**TASK OBJECTIVE**
Put every line of the items below into a Markdown table with the columns "Number" and "Entry", one row per line and blank lines omitted.

**DATA LINES**
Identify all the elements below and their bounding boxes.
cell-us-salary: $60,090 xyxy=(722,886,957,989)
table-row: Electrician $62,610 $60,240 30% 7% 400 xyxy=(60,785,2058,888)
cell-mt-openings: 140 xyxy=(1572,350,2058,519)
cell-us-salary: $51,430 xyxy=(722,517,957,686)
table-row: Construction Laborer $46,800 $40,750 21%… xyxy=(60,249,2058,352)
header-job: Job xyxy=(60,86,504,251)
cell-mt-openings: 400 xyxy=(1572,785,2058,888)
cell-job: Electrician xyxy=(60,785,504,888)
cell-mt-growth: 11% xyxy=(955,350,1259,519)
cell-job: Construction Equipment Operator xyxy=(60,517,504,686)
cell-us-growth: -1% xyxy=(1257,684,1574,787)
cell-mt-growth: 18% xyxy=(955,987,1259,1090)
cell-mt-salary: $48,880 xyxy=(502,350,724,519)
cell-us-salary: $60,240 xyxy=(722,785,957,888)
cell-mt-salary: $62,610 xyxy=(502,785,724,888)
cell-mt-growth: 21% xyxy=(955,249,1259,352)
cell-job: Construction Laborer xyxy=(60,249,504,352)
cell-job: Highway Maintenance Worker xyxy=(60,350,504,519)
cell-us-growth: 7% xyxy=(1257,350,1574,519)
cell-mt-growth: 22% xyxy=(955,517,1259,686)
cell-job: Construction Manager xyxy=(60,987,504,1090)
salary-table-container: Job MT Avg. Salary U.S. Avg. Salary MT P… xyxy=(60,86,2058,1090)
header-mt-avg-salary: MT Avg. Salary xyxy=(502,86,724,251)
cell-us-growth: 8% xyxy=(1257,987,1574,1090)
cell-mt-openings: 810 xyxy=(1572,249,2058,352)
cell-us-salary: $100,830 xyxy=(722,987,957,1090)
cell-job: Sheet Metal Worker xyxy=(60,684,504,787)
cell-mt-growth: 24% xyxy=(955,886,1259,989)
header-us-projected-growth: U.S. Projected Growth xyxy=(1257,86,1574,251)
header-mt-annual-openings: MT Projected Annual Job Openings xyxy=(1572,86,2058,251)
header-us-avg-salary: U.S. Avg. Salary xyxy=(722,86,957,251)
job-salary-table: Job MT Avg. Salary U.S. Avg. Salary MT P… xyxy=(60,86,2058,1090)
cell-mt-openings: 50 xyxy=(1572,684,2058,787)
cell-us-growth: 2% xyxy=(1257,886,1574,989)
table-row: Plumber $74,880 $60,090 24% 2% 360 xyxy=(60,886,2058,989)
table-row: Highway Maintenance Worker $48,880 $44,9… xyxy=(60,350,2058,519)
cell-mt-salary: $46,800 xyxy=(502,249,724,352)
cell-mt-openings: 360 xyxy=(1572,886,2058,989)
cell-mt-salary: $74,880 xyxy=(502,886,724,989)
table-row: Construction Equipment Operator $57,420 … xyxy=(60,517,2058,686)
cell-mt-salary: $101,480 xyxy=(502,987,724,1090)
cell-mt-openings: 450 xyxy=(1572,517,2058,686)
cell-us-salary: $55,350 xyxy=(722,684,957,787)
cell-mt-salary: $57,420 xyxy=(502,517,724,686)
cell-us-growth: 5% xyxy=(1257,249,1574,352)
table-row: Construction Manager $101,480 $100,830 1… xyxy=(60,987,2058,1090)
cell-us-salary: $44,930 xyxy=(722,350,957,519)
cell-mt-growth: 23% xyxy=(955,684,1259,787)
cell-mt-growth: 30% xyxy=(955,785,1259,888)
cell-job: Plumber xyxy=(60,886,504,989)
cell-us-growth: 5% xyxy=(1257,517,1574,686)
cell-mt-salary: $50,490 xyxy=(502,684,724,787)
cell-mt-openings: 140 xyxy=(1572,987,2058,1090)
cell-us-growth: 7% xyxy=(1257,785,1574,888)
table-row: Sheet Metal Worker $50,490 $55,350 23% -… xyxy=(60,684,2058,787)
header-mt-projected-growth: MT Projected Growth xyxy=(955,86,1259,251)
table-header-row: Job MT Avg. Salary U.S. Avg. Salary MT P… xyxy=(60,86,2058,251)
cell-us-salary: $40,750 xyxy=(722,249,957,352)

**COMPLETE RESPONSE**
| Number | Entry |
|---|---|
| 1 | Identify all the elements below and their bounding boxes. |
| 2 | cell-us-salary: $60,090 xyxy=(722,886,957,989) |
| 3 | table-row: Electrician $62,610 $60,240 30% 7% 400 xyxy=(60,785,2058,888) |
| 4 | cell-mt-openings: 140 xyxy=(1572,350,2058,519) |
| 5 | cell-us-salary: $51,430 xyxy=(722,517,957,686) |
| 6 | table-row: Construction Laborer $46,800 $40,750 21%… xyxy=(60,249,2058,352) |
| 7 | header-job: Job xyxy=(60,86,504,251) |
| 8 | cell-mt-openings: 400 xyxy=(1572,785,2058,888) |
| 9 | cell-job: Electrician xyxy=(60,785,504,888) |
| 10 | cell-mt-growth: 11% xyxy=(955,350,1259,519) |
| 11 | cell-job: Construction Equipment Operator xyxy=(60,517,504,686) |
| 12 | cell-us-growth: -1% xyxy=(1257,684,1574,787) |
| 13 | cell-mt-growth: 18% xyxy=(955,987,1259,1090) |
| 14 | cell-mt-salary: $48,880 xyxy=(502,350,724,519) |
| 15 | cell-us-salary: $60,240 xyxy=(722,785,957,888) |
| 16 | cell-mt-salary: $62,610 xyxy=(502,785,724,888) |
| 17 | cell-mt-growth: 21% xyxy=(955,249,1259,352) |
| 18 | cell-job: Construction Laborer xyxy=(60,249,504,352) |
| 19 | cell-job: Highway Maintenance Worker xyxy=(60,350,504,519) |
| 20 | cell-us-growth: 7% xyxy=(1257,350,1574,519) |
| 21 | cell-mt-growth: 22% xyxy=(955,517,1259,686) |
| 22 | cell-job: Construction Manager xyxy=(60,987,504,1090) |
| 23 | salary-table-container: Job MT Avg. Salary U.S. Avg. Salary MT P… xyxy=(60,86,2058,1090) |
| 24 | header-mt-avg-salary: MT Avg. Salary xyxy=(502,86,724,251) |
| 25 | cell-us-growth: 8% xyxy=(1257,987,1574,1090) |
| 26 | cell-mt-openings: 810 xyxy=(1572,249,2058,352) |
| 27 | cell-us-salary: $100,830 xyxy=(722,987,957,1090) |
| 28 | cell-job: Sheet Metal Worker xyxy=(60,684,504,787) |
| 29 | cell-mt-growth: 24% xyxy=(955,886,1259,989) |
| 30 | header-us-projected-growth: U.S. Projected Growth xyxy=(1257,86,1574,251) |
| 31 | header-mt-annual-openings: MT Projected Annual Job Openings xyxy=(1572,86,2058,251) |
| 32 | header-us-avg-salary: U.S. Avg. Salary xyxy=(722,86,957,251) |
| 33 | job-salary-table: Job MT Avg. Salary U.S. Avg. Salary MT P… xyxy=(60,86,2058,1090) |
| 34 | cell-mt-openings: 50 xyxy=(1572,684,2058,787) |
| 35 | cell-us-growth: 2% xyxy=(1257,886,1574,989) |
| 36 | table-row: Plumber $74,880 $60,090 24% 2% 360 xyxy=(60,886,2058,989) |
| 37 | table-row: Highway Maintenance Worker $48,880 $44,9… xyxy=(60,350,2058,519) |
| 38 | cell-mt-salary: $46,800 xyxy=(502,249,724,352) |
| 39 | cell-mt-openings: 360 xyxy=(1572,886,2058,989) |
| 40 | cell-mt-salary: $74,880 xyxy=(502,886,724,989) |
| 41 | table-row: Construction Equipment Operator $57,420 … xyxy=(60,517,2058,686) |
| 42 | cell-mt-salary: $101,480 xyxy=(502,987,724,1090) |
| 43 | cell-mt-openings: 450 xyxy=(1572,517,2058,686) |
| 44 | cell-us-salary: $55,350 xyxy=(722,684,957,787) |
| 45 | cell-mt-salary: $57,420 xyxy=(502,517,724,686) |
| 46 | cell-us-growth: 5% xyxy=(1257,249,1574,352) |
| 47 | table-row: Construction Manager $101,480 $100,830 1… xyxy=(60,987,2058,1090) |
| 48 | cell-us-salary: $44,930 xyxy=(722,350,957,519) |
| 49 | cell-mt-growth: 23% xyxy=(955,684,1259,787) |
| 50 | cell-mt-growth: 30% xyxy=(955,785,1259,888) |
| 51 | cell-job: Plumber xyxy=(60,886,504,989) |
| 52 | cell-us-growth: 5% xyxy=(1257,517,1574,686) |
| 53 | cell-mt-salary: $50,490 xyxy=(502,684,724,787) |
| 54 | cell-mt-openings: 140 xyxy=(1572,987,2058,1090) |
| 55 | cell-us-growth: 7% xyxy=(1257,785,1574,888) |
| 56 | table-row: Sheet Metal Worker $50,490 $55,350 23% -… xyxy=(60,684,2058,787) |
| 57 | header-mt-projected-growth: MT Projected Growth xyxy=(955,86,1259,251) |
| 58 | table-header-row: Job MT Avg. Salary U.S. Avg. Salary MT P… xyxy=(60,86,2058,251) |
| 59 | cell-us-salary: $40,750 xyxy=(722,249,957,352) |